▶ [Written exercise] Return all of the data exactly as given.

▶ [Records supplied]
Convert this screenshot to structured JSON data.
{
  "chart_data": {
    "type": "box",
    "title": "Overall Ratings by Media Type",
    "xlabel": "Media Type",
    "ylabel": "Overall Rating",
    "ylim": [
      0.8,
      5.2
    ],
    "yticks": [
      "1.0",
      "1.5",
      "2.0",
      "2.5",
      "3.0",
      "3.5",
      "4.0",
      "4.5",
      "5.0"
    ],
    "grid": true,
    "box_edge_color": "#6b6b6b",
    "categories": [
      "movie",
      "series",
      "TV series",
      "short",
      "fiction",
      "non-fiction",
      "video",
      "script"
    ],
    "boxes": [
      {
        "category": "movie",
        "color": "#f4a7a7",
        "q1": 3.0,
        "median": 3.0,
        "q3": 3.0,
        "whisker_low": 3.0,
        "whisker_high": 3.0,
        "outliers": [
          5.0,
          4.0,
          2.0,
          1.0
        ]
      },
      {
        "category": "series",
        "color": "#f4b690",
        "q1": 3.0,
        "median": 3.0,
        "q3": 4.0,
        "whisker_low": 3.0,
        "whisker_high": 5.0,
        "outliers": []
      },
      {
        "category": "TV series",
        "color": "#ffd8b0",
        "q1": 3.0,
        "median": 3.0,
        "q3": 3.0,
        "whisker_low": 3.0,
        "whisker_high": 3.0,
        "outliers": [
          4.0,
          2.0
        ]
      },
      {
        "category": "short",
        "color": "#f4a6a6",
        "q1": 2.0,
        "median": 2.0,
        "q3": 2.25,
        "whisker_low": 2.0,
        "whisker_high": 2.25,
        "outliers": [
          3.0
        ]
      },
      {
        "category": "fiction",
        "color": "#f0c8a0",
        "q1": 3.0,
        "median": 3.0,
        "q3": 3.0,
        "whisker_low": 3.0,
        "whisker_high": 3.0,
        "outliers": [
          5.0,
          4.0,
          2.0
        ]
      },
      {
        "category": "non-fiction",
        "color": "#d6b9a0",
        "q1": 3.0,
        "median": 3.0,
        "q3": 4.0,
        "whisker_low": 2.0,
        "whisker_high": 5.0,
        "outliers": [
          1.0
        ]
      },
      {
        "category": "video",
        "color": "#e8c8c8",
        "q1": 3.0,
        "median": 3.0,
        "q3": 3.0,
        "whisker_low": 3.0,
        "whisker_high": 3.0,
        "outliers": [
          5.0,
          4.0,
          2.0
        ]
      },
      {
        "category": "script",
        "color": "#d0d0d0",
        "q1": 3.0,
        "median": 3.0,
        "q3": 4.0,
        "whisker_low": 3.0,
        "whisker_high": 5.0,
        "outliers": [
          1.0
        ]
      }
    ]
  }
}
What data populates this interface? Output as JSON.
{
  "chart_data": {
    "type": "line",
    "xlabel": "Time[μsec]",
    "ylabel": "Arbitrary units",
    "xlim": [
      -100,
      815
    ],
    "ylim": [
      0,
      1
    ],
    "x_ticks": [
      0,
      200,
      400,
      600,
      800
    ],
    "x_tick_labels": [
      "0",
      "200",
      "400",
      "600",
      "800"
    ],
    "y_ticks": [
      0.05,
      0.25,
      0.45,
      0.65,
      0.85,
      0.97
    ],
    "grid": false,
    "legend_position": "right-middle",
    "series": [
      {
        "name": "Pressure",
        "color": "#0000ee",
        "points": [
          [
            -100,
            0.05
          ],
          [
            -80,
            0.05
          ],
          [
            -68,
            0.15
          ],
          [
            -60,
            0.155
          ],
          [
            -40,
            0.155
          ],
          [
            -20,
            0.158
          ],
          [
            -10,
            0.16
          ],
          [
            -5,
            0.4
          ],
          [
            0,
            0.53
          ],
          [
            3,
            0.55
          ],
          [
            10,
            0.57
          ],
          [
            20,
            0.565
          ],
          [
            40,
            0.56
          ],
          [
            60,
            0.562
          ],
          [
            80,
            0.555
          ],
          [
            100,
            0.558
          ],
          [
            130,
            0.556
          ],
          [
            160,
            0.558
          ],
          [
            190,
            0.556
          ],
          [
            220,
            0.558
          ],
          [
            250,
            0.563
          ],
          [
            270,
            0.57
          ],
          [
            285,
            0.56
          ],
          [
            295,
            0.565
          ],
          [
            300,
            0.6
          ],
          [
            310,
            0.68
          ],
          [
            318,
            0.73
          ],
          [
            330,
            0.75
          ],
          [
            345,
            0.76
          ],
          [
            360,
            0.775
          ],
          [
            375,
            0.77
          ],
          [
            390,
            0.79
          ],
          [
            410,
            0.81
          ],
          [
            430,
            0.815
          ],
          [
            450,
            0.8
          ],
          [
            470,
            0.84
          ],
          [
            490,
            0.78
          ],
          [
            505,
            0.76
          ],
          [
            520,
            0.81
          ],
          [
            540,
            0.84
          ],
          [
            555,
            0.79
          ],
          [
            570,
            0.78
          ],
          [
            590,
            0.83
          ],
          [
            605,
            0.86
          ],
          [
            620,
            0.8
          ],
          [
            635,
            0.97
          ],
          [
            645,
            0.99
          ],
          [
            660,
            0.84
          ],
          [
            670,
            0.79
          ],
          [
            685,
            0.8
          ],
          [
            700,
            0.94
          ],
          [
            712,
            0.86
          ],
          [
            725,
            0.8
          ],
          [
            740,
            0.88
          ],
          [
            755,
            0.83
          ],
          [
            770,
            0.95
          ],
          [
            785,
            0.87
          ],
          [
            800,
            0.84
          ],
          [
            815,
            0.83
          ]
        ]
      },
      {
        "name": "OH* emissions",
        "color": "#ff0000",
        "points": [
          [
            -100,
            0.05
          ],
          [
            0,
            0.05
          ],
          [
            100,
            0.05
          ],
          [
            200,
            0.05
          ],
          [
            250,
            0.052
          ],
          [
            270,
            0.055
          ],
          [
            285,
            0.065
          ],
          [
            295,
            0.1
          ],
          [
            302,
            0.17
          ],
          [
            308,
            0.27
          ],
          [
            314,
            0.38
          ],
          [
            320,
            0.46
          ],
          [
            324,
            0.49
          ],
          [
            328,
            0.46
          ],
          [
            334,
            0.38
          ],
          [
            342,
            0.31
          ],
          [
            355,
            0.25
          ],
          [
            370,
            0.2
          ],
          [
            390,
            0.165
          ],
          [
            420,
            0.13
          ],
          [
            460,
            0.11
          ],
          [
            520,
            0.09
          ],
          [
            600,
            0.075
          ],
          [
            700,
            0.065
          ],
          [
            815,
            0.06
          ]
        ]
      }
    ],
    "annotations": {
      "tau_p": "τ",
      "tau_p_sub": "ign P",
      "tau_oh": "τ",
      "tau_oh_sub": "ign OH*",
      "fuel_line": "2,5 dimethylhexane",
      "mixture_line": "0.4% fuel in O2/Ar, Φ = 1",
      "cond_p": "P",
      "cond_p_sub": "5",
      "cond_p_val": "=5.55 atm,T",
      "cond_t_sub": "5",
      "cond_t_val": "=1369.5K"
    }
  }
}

▶ [Result of the task]
Convert this screenshot to structured JSON data.
{
  "chart_data": {
    "type": "box",
    "title": "Overall Ratings by Media Type",
    "xlabel": "Media Type",
    "ylabel": "Overall Rating",
    "ylim": [
      0.8,
      5.2
    ],
    "yticks": [
      "1.0",
      "1.5",
      "2.0",
      "2.5",
      "3.0",
      "3.5",
      "4.0",
      "4.5",
      "5.0"
    ],
    "grid": true,
    "box_edge_color": "#6b6b6b",
    "categories": [
      "movie",
      "series",
      "TV series",
      "short",
      "fiction",
      "non-fiction",
      "video",
      "script"
    ],
    "boxes": [
      {
        "category": "movie",
        "color": "#f4a7a7",
        "q1": 3.0,
        "median": 3.0,
        "q3": 3.0,
        "whisker_low": 3.0,
        "whisker_high": 3.0,
        "outliers": [
          5.0,
          4.0,
          2.0,
          1.0
        ]
      },
      {
        "category": "series",
        "color": "#f4b690",
        "q1": 3.0,
        "median": 3.0,
        "q3": 4.0,
        "whisker_low": 3.0,
        "whisker_high": 5.0,
        "outliers": []
      },
      {
        "category": "TV series",
        "color": "#ffd8b0",
        "q1": 3.0,
        "median": 3.0,
        "q3": 3.0,
        "whisker_low": 3.0,
        "whisker_high": 3.0,
        "outliers": [
          4.0,
          2.0
        ]
      },
      {
        "category": "short",
        "color": "#f4a6a6",
        "q1": 2.0,
        "median": 2.0,
        "q3": 2.25,
        "whisker_low": 2.0,
        "whisker_high": 2.25,
        "outliers": [
          3.0
        ]
      },
      {
        "category": "fiction",
        "color": "#f0c8a0",
        "q1": 3.0,
        "median": 3.0,
        "q3": 3.0,
        "whisker_low": 3.0,
        "whisker_high": 3.0,
        "outliers": [
          5.0,
          4.0,
          2.0
        ]
      },
      {
        "category": "non-fiction",
        "color": "#d6b9a0",
        "q1": 3.0,
        "median": 3.0,
        "q3": 4.0,
        "whisker_low": 2.0,
        "whisker_high": 5.0,
        "outliers": [
          1.0
        ]
      },
      {
        "category": "video",
        "color": "#e8c8c8",
        "q1": 3.0,
        "median": 3.0,
        "q3": 3.0,
        "whisker_low": 3.0,
        "whisker_high": 3.0,
        "outliers": [
          5.0,
          4.0,
          2.0
        ]
      },
      {
        "category": "script",
        "color": "#d0d0d0",
        "q1": 3.0,
        "median": 3.0,
        "q3": 4.0,
        "whisker_low": 3.0,
        "whisker_high": 5.0,
        "outliers": [
          1.0
        ]
      }
    ]
  }
}
What data populates this interface? Output as JSON.
{
  "chart_data": {
    "type": "line",
    "xlabel": "Time[μsec]",
    "ylabel": "Arbitrary units",
    "xlim": [
      -100,
      815
    ],
    "ylim": [
      0,
      1
    ],
    "x_ticks": [
      0,
      200,
      400,
      600,
      800
    ],
    "x_tick_labels": [
      "0",
      "200",
      "400",
      "600",
      "800"
    ],
    "y_ticks": [
      0.05,
      0.25,
      0.45,
      0.65,
      0.85,
      0.97
    ],
    "grid": false,
    "legend_position": "right-middle",
    "series": [
      {
        "name": "Pressure",
        "color": "#0000ee",
        "points": [
          [
            -100,
            0.05
          ],
          [
            -80,
            0.05
          ],
          [
            -68,
            0.15
          ],
          [
            -60,
            0.155
          ],
          [
            -40,
            0.155
          ],
          [
            -20,
            0.158
          ],
          [
            -10,
            0.16
          ],
          [
            -5,
            0.4
          ],
          [
            0,
            0.53
          ],
          [
            3,
            0.55
          ],
          [
            10,
            0.57
          ],
          [
            20,
            0.565
          ],
          [
            40,
            0.56
          ],
          [
            60,
            0.562
          ],
          [
            80,
            0.555
          ],
          [
            100,
            0.558
          ],
          [
            130,
            0.556
          ],
          [
            160,
            0.558
          ],
          [
            190,
            0.556
          ],
          [
            220,
            0.558
          ],
          [
            250,
            0.563
          ],
          [
            270,
            0.57
          ],
          [
            285,
            0.56
          ],
          [
            295,
            0.565
          ],
          [
            300,
            0.6
          ],
          [
            310,
            0.68
          ],
          [
            318,
            0.73
          ],
          [
            330,
            0.75
          ],
          [
            345,
            0.76
          ],
          [
            360,
            0.775
          ],
          [
            375,
            0.77
          ],
          [
            390,
            0.79
          ],
          [
            410,
            0.81
          ],
          [
            430,
            0.815
          ],
          [
            450,
            0.8
          ],
          [
            470,
            0.84
          ],
          [
            490,
            0.78
          ],
          [
            505,
            0.76
          ],
          [
            520,
            0.81
          ],
          [
            540,
            0.84
          ],
          [
            555,
            0.79
          ],
          [
            570,
            0.78
          ],
          [
            590,
            0.83
          ],
          [
            605,
            0.86
          ],
          [
            620,
            0.8
          ],
          [
            635,
            0.97
          ],
          [
            645,
            0.99
          ],
          [
            660,
            0.84
          ],
          [
            670,
            0.79
          ],
          [
            685,
            0.8
          ],
          [
            700,
            0.94
          ],
          [
            712,
            0.86
          ],
          [
            725,
            0.8
          ],
          [
            740,
            0.88
          ],
          [
            755,
            0.83
          ],
          [
            770,
            0.95
          ],
          [
            785,
            0.87
          ],
          [
            800,
            0.84
          ],
          [
            815,
            0.83
          ]
        ]
      },
      {
        "name": "OH* emissions",
        "color": "#ff0000",
        "points": [
          [
            -100,
            0.05
          ],
          [
            0,
            0.05
          ],
          [
            100,
            0.05
          ],
          [
            200,
            0.05
          ],
          [
            250,
            0.052
          ],
          [
            270,
            0.055
          ],
          [
            285,
            0.065
          ],
          [
            295,
            0.1
          ],
          [
            302,
            0.17
          ],
          [
            308,
            0.27
          ],
          [
            314,
            0.38
          ],
          [
            320,
            0.46
          ],
          [
            324,
            0.49
          ],
          [
            328,
            0.46
          ],
          [
            334,
            0.38
          ],
          [
            342,
            0.31
          ],
          [
            355,
            0.25
          ],
          [
            370,
            0.2
          ],
          [
            390,
            0.165
          ],
          [
            420,
            0.13
          ],
          [
            460,
            0.11
          ],
          [
            520,
            0.09
          ],
          [
            600,
            0.075
          ],
          [
            700,
            0.065
          ],
          [
            815,
            0.06
          ]
        ]
      }
    ],
    "annotations": {
      "tau_p": "τ",
      "tau_p_sub": "ign P",
      "tau_oh": "τ",
      "tau_oh_sub": "ign OH*",
      "fuel_line": "2,5 dimethylhexane",
      "mixture_line": "0.4% fuel in O2/Ar, Φ = 1",
      "cond_p": "P",
      "cond_p_sub": "5",
      "cond_p_val": "=5.55 atm,T",
      "cond_t_sub": "5",
      "cond_t_val": "=1369.5K"
    }
  }
}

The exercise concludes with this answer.